[Stored data entries]
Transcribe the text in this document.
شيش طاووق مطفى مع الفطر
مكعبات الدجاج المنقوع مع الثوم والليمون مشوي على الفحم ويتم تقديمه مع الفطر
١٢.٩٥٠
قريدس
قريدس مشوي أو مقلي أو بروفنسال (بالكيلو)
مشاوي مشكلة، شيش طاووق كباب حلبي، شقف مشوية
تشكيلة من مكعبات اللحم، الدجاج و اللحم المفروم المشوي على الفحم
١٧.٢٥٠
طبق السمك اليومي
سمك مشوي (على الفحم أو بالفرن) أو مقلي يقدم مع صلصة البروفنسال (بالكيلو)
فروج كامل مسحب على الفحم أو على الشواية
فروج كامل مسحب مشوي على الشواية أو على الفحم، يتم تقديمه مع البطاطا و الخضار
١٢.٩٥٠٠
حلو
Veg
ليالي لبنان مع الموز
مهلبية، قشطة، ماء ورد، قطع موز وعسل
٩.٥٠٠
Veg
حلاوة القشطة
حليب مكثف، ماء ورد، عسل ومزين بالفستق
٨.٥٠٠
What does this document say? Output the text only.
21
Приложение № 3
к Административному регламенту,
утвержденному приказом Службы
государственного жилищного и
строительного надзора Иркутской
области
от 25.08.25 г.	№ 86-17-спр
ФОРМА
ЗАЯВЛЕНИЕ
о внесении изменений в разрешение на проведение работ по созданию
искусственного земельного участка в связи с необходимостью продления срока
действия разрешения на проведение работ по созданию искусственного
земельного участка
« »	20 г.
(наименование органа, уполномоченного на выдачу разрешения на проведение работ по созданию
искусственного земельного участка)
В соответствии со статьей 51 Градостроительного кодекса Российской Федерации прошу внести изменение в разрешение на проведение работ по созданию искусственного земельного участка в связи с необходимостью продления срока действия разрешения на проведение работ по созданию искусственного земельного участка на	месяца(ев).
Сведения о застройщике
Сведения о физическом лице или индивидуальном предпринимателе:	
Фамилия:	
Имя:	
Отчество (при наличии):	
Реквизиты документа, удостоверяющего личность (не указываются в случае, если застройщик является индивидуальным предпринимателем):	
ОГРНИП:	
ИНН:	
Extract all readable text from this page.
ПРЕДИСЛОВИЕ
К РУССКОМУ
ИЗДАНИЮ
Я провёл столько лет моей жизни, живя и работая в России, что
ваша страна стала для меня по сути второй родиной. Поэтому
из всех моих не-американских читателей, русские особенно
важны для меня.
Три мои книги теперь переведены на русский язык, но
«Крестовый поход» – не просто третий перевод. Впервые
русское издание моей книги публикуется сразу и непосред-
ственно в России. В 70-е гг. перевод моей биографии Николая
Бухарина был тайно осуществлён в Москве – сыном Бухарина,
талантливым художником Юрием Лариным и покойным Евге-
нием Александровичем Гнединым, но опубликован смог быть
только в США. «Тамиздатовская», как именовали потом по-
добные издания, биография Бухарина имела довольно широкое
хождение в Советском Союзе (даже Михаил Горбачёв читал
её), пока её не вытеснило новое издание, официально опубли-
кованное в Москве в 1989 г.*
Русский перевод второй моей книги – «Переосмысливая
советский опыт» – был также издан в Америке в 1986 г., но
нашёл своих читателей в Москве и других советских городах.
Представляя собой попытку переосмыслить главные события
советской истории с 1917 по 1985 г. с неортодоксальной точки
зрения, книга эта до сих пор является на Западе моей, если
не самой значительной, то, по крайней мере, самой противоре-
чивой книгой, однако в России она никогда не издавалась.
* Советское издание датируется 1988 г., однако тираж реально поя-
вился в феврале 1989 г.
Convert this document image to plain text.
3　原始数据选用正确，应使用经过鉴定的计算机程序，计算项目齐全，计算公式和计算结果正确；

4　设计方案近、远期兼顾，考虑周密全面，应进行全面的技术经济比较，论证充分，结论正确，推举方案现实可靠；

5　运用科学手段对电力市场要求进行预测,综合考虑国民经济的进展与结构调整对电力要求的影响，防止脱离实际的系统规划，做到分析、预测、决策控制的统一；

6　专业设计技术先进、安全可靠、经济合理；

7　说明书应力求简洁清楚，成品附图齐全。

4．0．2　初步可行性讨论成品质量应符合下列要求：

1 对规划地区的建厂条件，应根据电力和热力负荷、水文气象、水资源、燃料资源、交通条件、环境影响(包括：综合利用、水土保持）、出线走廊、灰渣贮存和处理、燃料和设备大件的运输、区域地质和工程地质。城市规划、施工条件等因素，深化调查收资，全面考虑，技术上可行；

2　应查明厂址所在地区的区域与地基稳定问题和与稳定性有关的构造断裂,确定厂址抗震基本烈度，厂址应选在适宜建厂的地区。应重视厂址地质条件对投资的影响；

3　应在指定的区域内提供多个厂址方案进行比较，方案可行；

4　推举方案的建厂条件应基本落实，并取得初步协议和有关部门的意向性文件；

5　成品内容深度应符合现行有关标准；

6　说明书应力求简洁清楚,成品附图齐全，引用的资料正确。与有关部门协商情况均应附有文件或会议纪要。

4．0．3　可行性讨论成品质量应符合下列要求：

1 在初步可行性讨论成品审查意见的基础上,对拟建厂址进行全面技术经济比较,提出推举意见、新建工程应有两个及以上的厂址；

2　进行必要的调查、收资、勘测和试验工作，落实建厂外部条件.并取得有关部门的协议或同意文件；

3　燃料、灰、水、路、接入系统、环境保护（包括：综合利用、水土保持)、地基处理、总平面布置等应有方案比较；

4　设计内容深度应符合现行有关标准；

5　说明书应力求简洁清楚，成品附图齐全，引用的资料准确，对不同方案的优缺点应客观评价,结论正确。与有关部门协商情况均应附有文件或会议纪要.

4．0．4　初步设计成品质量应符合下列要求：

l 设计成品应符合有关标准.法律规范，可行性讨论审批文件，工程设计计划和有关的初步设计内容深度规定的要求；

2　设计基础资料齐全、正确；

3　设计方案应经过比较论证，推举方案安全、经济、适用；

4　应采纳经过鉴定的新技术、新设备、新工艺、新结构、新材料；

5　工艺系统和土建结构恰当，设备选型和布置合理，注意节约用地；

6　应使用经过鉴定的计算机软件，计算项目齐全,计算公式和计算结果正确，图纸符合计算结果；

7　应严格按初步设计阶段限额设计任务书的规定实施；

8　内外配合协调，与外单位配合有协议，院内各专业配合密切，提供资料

= Required work =
In the listing, find every line containing the word "text" and list it.

= Exercise solution =
Transcribe the text in this document.
What does this document say? Output the text only.
Extract all readable text from this page.
Convert this document image to plain text.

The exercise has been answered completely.